◆ **DOCUMENT**
---------------

A play within a play. Hamlet, right? Yep, but Hagseed too. Commissioned as part of a Vintage’s Hogarth Shakespeare series. Vintage got seven established authors to turn their hand at reimagining the bard’s work. And not in that story archetype way, where every RomCom seems to be a retelling of either Much ado or Taming of the Shrew. The connection is much more explicit and upfront and therefore, I can only imagine, potentially crushingly daunting. Here you go, they say, have a bit of cash and go toe-to-toe with the Big Man, the GOAT (greatest of all time – okay, it’s between him and Dan Brown, I’ll give you that). Most authors would probably give that money back and tell their agent not to tell anyone they chickened out, like Bruce Seldon looking for a way out against Mike Tyson. But not Margaret Atwood: there ain’t not keeping down the grande dame of dystopia sci-fi. She be like Rocky Balboa, Micky Ward and Jake LaMotta rolled into one, bouncing of the canvass with a shovel-hook to the body.
It’s not a knockout blow of a book for me, but like a liver shoot, it demonstrated great skill in its application and has some lasting effects.
The novel closely follows the structure of the play. Rather than being set on the prison of a magic island, it is set in an actual prison and the players are the convicts putting on the play as part of an educational program.
Felix, our protagonist, is a complex character who is not immediately likable. He appears pompous, arrogant and judgmental. Then again, he is a theatre lovie and the story, which is told from his point of view, unpacks those layers. Ultimately, he is a flawed but sympathetic character in a way that I found easy to empathize with but difficult to read for personal reasons. Felix is a prominent theatre director who is ousted from the Makeshiwig Theatre Festival and cast into the wilderness right as he is about to put on his version of The Tempest. He goes off grid and sometime later happens upon an opportunity to work at Burgess Correctional Facility delivering a Literacy through Theatre course. His unorthodox methods are a hit and years down the line this bring Felix the opportunity for revenge against those who banished him, and who have since climbed the greasy poll of public office.

---------------

◆ **EXCERPTED DATA**
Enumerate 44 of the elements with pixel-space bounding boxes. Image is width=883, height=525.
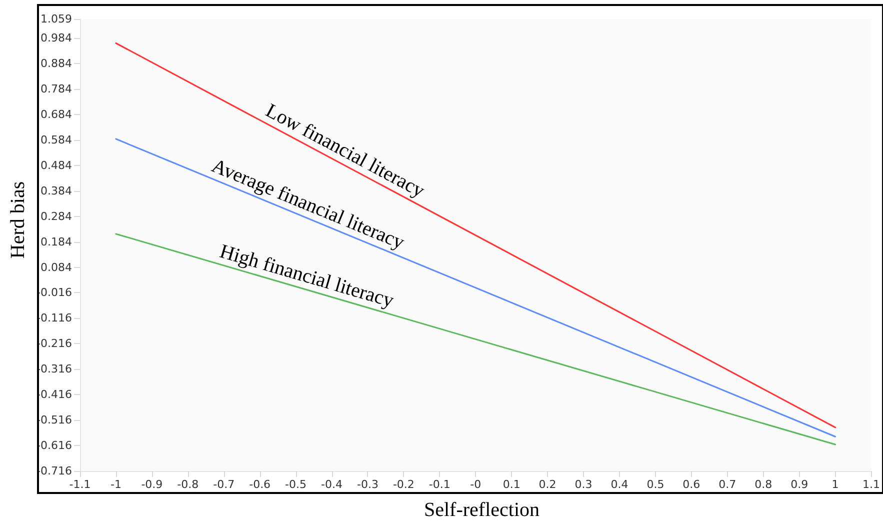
x-tick-label: -0.7 — [213, 478, 235, 491]
x-tick-label: 1.1 — [862, 478, 880, 491]
x-tick-label: -1.1 — [69, 478, 91, 491]
y-tick-label: -0.716 — [36, 464, 72, 478]
x-tick-label: -0 — [470, 478, 482, 491]
x-tick-label: 0.1 — [502, 478, 520, 491]
x-tick-label: -1 — [110, 478, 122, 491]
x-tick-label: -0.4 — [321, 478, 342, 491]
x-tick-label: -0.2 — [392, 478, 414, 491]
y-tick-label: -0.616 — [36, 439, 72, 452]
x-axis-title: Self-reflection — [424, 499, 540, 521]
y-tick-label: -0.316 — [36, 362, 72, 376]
y-tick-label: -0.416 — [36, 388, 72, 402]
y-tick-label: 1.059 — [40, 12, 72, 26]
y-tick-label: 0.684 — [40, 108, 72, 121]
x-tick-label: 0.2 — [538, 478, 556, 491]
y-tick-label: -0.016 — [36, 286, 72, 300]
x-tick-label: -0.8 — [177, 478, 199, 491]
x-tick-label: -0.1 — [428, 478, 450, 491]
x-tick-label: 0.5 — [646, 478, 664, 491]
x-tick-label: 1 — [832, 478, 839, 491]
x-tick-label: 0.9 — [790, 478, 808, 491]
x-tick-label: -0.9 — [141, 478, 163, 491]
y-tick-label: 0.884 — [40, 57, 72, 70]
x-tick-label: 0.4 — [610, 478, 628, 491]
x-tick-label: -0.6 — [249, 478, 271, 491]
x-tick-label: 0.7 — [718, 478, 736, 491]
y-tick-label: 0.284 — [40, 210, 72, 223]
x-tick-label: 0.3 — [574, 478, 592, 491]
y-tick-label: 0.984 — [40, 32, 72, 45]
y-tick-label: -0.116 — [36, 312, 72, 325]
y-tick-label: -0.516 — [36, 414, 72, 427]
y-axis-title: Herd bias — [7, 181, 29, 259]
x-tick-label: -0.5 — [285, 478, 307, 491]
y-tick-label: 0.184 — [40, 235, 72, 248]
y-tick-label: 0.384 — [40, 184, 72, 198]
x-tick-label: 0.6 — [682, 478, 700, 491]
y-tick-label: 0.084 — [40, 260, 72, 274]
y-tick-label: 0.784 — [40, 82, 72, 96]
x-tick-label: -0.3 — [356, 478, 378, 491]
x-tick-label: 0.8 — [754, 478, 772, 491]
y-tick-label: -0.216 — [36, 337, 72, 350]
y-tick-label: 0.484 — [40, 158, 72, 172]
y-tick-label: 0.584 — [40, 133, 72, 146]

---------------

◆ **TASK LIST**
1 - Copy the passage of the Hagseed review between "It’s not a knockout" and "an educational program.", inclusive.
2 - According to the Hagseed review, which festival is Felix ousted from?
3 - Please pick up the Hagseed review after its last sentence and keep writing.

◆ **ANSWERS TO THE EXERCISE**
1 -
It’s not a knockout blow of a book for me, but like a liver shoot, it demonstrated great skill in its application and has some lasting effects.
The novel closely follows the structure of the play. Rather than being set on the prison of a magic island, it is set in an actual prison and the players are the convicts putting on the play as part of an educational program.

2 - The Makeshiwig Theatre Festival.

3 -
As with the play, there are many different types of prison, physical and otherwise. Someone may be inmate and warden at the same time. Indeed, we may be a prisoner of our own mind, ensnared by the shackles of guilt. Grief can be a prison as much as walls and bars. Holding on to something, someone, who passed can leave us a drift on a tempest of grief, in which we punish ourselves as much as others.
This is Atwood’s Hagseed. A book of tragedy and hope, vengeance and love, pastiche and creative insight. It didn’t quite make the count of ten for me but it was up and ready to come out swinging by the eight-count. ‘Ol Will Shakespeare wins a 10/8 round, but I’d take an 8 out of ten against the GOAT anytime.
Margaret Atwood
Margaret Atwood is a Canadian writer born on November 18, 1939 in Ottawa, Canada. The internationally-known author has written award-winning poetry, short-stories and novels, including The Circle Game (1966), The Handmaid’s Tale(1985), The Blind Assassin (2000), Oryx and Crake (2003) and The Tent (2006). Her works have been translated into an array of different languages and seen several screen adaptations, with both Handmaid’s Tale and Alias Grace becoming miniseries in 2017.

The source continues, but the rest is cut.